[Records contained in a dataset]

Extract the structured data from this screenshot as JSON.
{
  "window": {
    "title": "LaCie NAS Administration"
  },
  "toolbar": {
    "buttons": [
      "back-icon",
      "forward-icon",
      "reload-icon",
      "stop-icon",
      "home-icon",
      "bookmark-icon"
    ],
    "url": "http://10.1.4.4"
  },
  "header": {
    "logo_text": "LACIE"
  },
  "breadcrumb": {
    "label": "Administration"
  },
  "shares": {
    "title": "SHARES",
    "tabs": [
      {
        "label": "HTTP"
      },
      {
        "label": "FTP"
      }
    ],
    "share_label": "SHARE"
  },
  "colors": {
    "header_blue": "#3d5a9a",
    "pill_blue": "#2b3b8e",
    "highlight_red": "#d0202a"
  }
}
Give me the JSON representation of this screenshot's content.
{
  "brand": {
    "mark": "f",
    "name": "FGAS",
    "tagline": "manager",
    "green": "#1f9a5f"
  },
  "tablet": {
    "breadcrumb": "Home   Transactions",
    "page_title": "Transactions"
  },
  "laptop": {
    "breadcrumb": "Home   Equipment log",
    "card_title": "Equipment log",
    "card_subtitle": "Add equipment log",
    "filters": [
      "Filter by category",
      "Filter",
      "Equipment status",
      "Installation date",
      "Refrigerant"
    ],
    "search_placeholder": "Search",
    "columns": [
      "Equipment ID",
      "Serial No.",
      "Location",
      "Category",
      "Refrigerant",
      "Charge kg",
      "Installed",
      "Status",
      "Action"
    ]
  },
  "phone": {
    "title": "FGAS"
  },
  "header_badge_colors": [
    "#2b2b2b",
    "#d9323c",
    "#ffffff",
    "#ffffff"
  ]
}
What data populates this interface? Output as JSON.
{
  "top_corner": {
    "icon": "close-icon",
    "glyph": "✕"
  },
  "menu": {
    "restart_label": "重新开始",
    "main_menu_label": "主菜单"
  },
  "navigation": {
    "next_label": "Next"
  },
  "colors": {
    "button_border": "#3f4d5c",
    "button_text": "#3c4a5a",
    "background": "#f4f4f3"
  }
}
* * *
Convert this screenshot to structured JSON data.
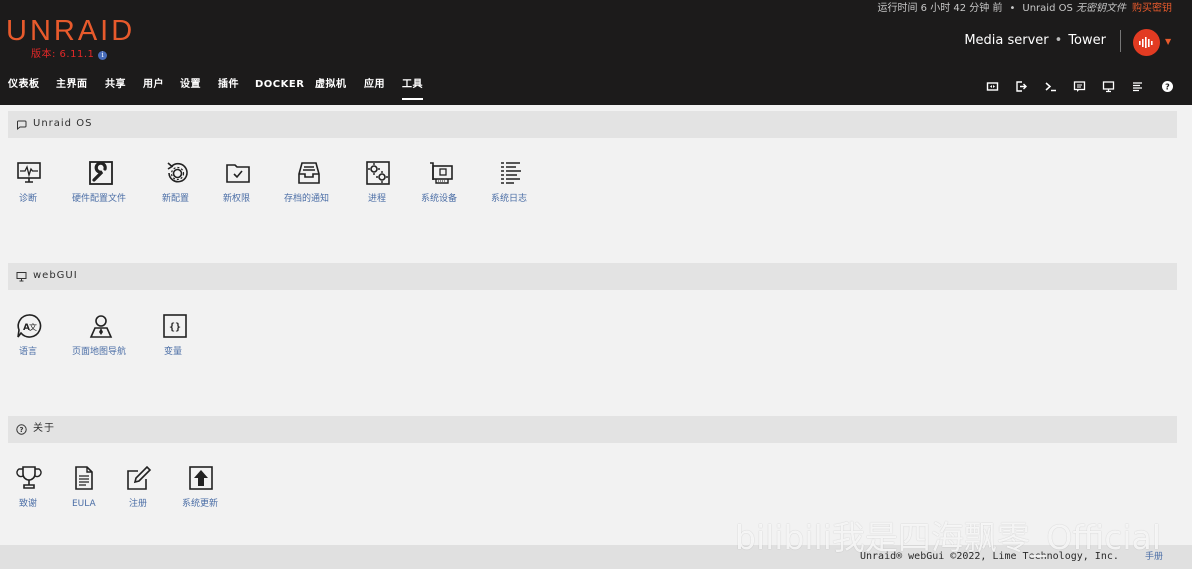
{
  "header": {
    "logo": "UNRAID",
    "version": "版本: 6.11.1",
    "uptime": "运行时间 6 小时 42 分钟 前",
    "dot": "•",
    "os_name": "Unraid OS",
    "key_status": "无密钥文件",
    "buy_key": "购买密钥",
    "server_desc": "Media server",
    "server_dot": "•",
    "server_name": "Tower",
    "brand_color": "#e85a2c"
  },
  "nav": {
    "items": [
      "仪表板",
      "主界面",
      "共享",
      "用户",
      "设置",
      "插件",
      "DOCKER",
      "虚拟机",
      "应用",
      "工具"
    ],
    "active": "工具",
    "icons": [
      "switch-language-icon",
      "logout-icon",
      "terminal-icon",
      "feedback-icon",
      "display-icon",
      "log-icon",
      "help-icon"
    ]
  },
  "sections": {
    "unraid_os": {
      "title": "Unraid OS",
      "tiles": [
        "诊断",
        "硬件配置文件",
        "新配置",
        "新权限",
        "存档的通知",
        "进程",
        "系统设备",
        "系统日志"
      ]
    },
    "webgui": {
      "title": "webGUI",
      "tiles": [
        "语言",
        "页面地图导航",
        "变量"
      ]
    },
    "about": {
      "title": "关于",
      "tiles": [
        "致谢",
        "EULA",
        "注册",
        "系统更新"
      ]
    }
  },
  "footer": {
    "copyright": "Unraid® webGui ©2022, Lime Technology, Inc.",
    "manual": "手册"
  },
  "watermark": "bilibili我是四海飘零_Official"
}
---
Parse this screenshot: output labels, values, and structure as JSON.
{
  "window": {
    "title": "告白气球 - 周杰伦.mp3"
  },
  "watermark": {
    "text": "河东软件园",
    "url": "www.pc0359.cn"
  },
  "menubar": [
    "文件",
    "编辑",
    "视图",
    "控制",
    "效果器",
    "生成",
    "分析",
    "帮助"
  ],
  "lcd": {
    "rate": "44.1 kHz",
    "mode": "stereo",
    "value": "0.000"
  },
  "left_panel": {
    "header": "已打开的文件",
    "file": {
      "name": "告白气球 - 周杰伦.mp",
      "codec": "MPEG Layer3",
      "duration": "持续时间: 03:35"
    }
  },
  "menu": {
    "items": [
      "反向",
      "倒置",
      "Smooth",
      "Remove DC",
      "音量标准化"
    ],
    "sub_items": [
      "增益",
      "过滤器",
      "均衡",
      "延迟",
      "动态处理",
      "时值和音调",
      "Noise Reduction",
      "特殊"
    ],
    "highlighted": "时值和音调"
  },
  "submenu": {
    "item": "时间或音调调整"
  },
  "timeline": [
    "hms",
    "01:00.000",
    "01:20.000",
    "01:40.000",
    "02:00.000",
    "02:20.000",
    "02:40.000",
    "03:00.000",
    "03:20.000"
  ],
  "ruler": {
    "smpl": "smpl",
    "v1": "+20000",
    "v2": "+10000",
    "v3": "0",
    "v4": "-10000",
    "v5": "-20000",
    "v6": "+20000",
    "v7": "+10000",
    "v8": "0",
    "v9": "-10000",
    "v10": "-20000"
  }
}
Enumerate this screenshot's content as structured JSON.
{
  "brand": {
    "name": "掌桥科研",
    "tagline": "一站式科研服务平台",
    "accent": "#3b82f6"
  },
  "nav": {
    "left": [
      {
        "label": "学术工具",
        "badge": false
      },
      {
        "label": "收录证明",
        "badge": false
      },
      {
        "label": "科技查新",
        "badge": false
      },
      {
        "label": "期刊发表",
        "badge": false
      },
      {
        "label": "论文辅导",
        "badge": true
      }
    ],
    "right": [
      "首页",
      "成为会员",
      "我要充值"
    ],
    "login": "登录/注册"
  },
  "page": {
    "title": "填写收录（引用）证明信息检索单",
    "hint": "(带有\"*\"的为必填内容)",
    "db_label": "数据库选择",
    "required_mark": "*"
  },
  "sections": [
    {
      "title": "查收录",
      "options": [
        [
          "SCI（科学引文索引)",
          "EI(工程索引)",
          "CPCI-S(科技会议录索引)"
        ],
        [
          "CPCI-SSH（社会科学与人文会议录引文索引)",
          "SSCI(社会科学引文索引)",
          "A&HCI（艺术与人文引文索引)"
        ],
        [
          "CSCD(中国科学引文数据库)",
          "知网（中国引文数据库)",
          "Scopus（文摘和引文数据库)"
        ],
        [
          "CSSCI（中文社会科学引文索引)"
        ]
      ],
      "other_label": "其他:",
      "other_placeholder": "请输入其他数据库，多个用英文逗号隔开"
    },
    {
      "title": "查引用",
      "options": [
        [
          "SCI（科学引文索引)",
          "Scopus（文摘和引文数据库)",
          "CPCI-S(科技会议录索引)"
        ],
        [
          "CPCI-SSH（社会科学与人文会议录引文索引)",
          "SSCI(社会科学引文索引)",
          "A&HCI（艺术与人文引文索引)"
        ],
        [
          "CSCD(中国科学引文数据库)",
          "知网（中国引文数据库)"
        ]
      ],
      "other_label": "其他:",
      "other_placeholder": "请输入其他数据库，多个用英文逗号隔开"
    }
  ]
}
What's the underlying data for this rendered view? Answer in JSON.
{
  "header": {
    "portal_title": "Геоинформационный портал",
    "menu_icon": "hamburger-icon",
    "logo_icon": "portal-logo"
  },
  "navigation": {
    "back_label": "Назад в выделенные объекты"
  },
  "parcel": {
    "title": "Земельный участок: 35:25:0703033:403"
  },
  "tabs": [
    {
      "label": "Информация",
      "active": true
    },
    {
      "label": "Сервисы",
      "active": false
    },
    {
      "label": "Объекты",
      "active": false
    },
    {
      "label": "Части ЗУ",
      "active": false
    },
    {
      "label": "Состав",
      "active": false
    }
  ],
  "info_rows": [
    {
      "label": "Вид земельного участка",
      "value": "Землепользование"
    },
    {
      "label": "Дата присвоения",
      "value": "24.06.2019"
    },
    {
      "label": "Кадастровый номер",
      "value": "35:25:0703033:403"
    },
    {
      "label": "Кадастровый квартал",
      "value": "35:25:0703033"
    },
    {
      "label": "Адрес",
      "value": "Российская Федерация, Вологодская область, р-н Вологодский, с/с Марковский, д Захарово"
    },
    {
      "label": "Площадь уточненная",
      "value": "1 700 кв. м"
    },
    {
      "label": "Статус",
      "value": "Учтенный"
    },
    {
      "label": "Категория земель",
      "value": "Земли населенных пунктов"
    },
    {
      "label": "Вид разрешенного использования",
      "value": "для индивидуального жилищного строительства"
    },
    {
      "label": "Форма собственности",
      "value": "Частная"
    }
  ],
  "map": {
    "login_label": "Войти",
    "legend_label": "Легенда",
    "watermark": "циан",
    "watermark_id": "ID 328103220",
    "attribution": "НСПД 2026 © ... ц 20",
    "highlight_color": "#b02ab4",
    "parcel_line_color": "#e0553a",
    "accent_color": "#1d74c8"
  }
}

--- TO BE DONE ---
Copy every line above that includes the string "Administration".

--- RESPONSE ---
    "title": "LaCie NAS Administration"
    "label": "Administration"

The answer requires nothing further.